PROBLEM TO WORK ON
Below is a listing to transcribe in full and exactly; keep the pictures out.
>> Begin RECORDS SHOWN
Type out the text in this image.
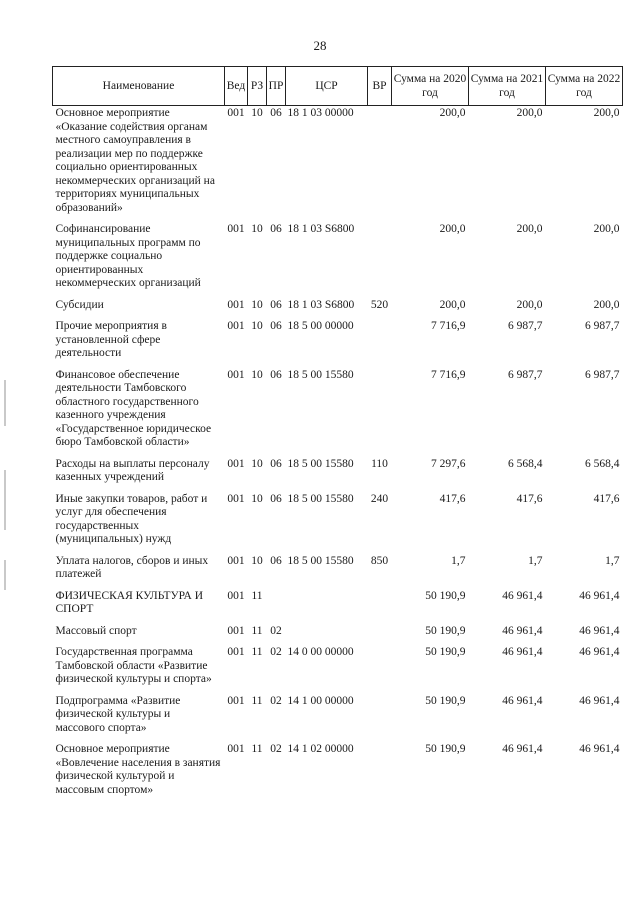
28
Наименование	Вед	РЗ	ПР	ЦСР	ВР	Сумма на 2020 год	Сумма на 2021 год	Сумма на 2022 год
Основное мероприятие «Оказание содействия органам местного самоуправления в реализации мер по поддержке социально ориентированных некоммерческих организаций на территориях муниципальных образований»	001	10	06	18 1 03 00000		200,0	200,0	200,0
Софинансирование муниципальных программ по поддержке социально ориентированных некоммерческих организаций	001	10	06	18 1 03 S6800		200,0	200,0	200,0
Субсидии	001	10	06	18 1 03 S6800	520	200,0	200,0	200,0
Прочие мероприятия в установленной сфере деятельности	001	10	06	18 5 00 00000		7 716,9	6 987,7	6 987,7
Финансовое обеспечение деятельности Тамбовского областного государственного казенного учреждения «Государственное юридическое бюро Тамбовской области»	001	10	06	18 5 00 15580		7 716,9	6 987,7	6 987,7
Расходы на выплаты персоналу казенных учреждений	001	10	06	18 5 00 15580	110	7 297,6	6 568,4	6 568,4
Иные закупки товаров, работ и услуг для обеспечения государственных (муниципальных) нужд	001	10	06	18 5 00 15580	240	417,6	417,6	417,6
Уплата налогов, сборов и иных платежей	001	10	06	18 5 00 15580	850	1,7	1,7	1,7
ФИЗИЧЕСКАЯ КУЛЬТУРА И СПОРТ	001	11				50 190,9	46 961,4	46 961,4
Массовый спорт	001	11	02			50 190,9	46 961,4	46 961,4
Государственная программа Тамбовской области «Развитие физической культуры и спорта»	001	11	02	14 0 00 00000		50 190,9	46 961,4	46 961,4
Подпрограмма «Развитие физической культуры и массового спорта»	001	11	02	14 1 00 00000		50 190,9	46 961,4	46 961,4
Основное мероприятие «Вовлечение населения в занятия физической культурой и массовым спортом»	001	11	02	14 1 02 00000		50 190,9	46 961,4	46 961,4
>> End RECORDS SHOWN
FINAL RESULT
Type out the text in this image.
28
Наименование	Вед	РЗ	ПР	ЦСР	ВР	Сумма на 2020 год	Сумма на 2021 год	Сумма на 2022 год
Основное мероприятие «Оказание содействия органам местного самоуправления в реализации мер по поддержке социально ориентированных некоммерческих организаций на территориях муниципальных образований»	001	10	06	18 1 03 00000		200,0	200,0	200,0
Софинансирование муниципальных программ по поддержке социально ориентированных некоммерческих организаций	001	10	06	18 1 03 S6800		200,0	200,0	200,0
Субсидии	001	10	06	18 1 03 S6800	520	200,0	200,0	200,0
Прочие мероприятия в установленной сфере деятельности	001	10	06	18 5 00 00000		7 716,9	6 987,7	6 987,7
Финансовое обеспечение деятельности Тамбовского областного государственного казенного учреждения «Государственное юридическое бюро Тамбовской области»	001	10	06	18 5 00 15580		7 716,9	6 987,7	6 987,7
Расходы на выплаты персоналу казенных учреждений	001	10	06	18 5 00 15580	110	7 297,6	6 568,4	6 568,4
Иные закупки товаров, работ и услуг для обеспечения государственных (муниципальных) нужд	001	10	06	18 5 00 15580	240	417,6	417,6	417,6
Уплата налогов, сборов и иных платежей	001	10	06	18 5 00 15580	850	1,7	1,7	1,7
ФИЗИЧЕСКАЯ КУЛЬТУРА И СПОРТ	001	11				50 190,9	46 961,4	46 961,4
Массовый спорт	001	11	02			50 190,9	46 961,4	46 961,4
Государственная программа Тамбовской области «Развитие физической культуры и спорта»	001	11	02	14 0 00 00000		50 190,9	46 961,4	46 961,4
Подпрограмма «Развитие физической культуры и массового спорта»	001	11	02	14 1 00 00000		50 190,9	46 961,4	46 961,4
Основное мероприятие «Вовлечение населения в занятия физической культурой и массовым спортом»	001	11	02	14 1 02 00000		50 190,9	46 961,4	46 961,4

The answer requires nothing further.